Data items
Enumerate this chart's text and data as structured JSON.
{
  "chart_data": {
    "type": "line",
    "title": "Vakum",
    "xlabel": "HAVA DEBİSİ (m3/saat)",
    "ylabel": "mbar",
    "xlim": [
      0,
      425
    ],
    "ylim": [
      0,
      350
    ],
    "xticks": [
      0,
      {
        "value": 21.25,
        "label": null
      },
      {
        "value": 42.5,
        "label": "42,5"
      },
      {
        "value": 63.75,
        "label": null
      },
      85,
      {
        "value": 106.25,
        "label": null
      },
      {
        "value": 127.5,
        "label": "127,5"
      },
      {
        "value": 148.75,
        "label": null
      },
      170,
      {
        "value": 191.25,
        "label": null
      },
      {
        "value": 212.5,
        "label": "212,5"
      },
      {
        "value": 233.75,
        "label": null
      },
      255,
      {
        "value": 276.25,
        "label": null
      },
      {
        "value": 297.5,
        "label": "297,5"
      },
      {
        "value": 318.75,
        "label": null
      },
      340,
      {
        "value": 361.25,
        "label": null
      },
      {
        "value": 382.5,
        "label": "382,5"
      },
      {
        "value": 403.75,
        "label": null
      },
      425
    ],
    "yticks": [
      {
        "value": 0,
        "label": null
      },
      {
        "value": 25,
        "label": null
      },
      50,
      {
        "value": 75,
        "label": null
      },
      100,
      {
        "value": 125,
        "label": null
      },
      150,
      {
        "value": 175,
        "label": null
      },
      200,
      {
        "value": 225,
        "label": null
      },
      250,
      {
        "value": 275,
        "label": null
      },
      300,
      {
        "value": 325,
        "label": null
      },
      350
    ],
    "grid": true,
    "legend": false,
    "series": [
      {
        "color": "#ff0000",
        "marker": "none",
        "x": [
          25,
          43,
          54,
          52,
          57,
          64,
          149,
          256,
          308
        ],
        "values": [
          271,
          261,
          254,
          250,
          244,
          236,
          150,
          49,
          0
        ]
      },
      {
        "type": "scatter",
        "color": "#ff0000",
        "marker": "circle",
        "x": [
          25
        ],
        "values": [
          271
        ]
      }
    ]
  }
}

...

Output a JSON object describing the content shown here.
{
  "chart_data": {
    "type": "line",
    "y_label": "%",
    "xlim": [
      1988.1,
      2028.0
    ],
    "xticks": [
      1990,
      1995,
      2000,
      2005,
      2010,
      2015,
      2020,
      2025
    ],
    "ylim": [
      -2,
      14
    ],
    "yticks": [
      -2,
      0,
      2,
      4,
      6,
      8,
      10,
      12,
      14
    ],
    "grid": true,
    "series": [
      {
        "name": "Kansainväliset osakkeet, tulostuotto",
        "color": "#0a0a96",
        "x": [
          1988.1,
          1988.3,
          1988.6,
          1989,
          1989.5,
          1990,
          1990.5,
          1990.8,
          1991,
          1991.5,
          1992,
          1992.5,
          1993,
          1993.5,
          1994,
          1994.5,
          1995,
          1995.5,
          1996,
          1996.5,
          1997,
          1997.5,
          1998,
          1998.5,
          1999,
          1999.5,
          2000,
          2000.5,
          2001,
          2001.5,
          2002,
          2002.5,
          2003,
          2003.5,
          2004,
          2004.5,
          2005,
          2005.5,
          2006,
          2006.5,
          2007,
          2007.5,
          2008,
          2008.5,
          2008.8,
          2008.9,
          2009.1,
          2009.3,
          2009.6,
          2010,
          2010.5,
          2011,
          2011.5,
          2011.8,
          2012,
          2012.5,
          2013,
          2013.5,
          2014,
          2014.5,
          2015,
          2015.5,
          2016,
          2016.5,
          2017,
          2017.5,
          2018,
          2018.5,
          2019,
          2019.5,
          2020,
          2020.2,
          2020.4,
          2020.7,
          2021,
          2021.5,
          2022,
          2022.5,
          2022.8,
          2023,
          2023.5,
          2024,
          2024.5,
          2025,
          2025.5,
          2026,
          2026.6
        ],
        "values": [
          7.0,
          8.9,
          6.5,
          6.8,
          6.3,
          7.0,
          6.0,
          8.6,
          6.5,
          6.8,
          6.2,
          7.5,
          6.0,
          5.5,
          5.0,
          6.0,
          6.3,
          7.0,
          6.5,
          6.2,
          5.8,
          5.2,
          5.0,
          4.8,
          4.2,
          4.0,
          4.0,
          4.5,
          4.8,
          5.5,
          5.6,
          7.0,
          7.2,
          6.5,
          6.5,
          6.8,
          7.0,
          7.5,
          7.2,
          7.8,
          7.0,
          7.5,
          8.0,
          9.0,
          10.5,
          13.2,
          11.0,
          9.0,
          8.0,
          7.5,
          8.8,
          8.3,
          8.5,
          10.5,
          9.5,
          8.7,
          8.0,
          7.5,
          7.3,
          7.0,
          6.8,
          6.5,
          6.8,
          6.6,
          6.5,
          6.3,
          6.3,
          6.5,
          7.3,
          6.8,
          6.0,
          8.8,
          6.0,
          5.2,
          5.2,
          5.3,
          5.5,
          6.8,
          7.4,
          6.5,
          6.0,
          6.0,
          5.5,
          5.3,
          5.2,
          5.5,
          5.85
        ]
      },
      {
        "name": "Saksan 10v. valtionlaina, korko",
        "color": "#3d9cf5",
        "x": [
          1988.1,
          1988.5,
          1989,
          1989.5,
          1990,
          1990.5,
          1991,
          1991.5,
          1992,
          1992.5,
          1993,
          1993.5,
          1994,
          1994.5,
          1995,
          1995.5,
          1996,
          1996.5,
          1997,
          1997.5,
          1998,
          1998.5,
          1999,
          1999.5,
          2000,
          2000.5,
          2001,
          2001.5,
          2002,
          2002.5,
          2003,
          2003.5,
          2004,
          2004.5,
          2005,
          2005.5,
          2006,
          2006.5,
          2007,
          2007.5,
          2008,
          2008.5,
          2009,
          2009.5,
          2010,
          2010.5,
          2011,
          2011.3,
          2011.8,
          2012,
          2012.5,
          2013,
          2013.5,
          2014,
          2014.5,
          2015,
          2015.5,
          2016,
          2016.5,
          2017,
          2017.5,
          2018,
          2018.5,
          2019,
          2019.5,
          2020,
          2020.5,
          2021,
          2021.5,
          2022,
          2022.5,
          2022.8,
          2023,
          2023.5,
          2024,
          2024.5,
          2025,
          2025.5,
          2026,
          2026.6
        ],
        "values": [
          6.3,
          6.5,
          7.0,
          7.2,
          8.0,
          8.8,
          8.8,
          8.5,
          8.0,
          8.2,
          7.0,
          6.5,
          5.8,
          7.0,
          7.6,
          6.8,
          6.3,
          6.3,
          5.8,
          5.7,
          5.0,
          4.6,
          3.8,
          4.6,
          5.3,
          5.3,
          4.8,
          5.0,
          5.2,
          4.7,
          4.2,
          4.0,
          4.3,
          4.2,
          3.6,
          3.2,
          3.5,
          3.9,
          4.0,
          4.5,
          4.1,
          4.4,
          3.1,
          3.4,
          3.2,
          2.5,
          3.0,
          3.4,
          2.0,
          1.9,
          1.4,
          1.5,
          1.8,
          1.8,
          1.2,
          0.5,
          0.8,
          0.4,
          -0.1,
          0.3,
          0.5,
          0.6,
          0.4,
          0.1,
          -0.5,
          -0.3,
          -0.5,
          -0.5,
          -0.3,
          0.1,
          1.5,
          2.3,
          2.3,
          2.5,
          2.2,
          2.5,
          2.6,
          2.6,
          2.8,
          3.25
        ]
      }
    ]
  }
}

**Goal:** Collect every line from the records above that contains the word "color".

**Task result:**
        "color": "#ff0000",
        "color": "#ff0000",
        "color": "#0a0a96",
        "color": "#3d9cf5",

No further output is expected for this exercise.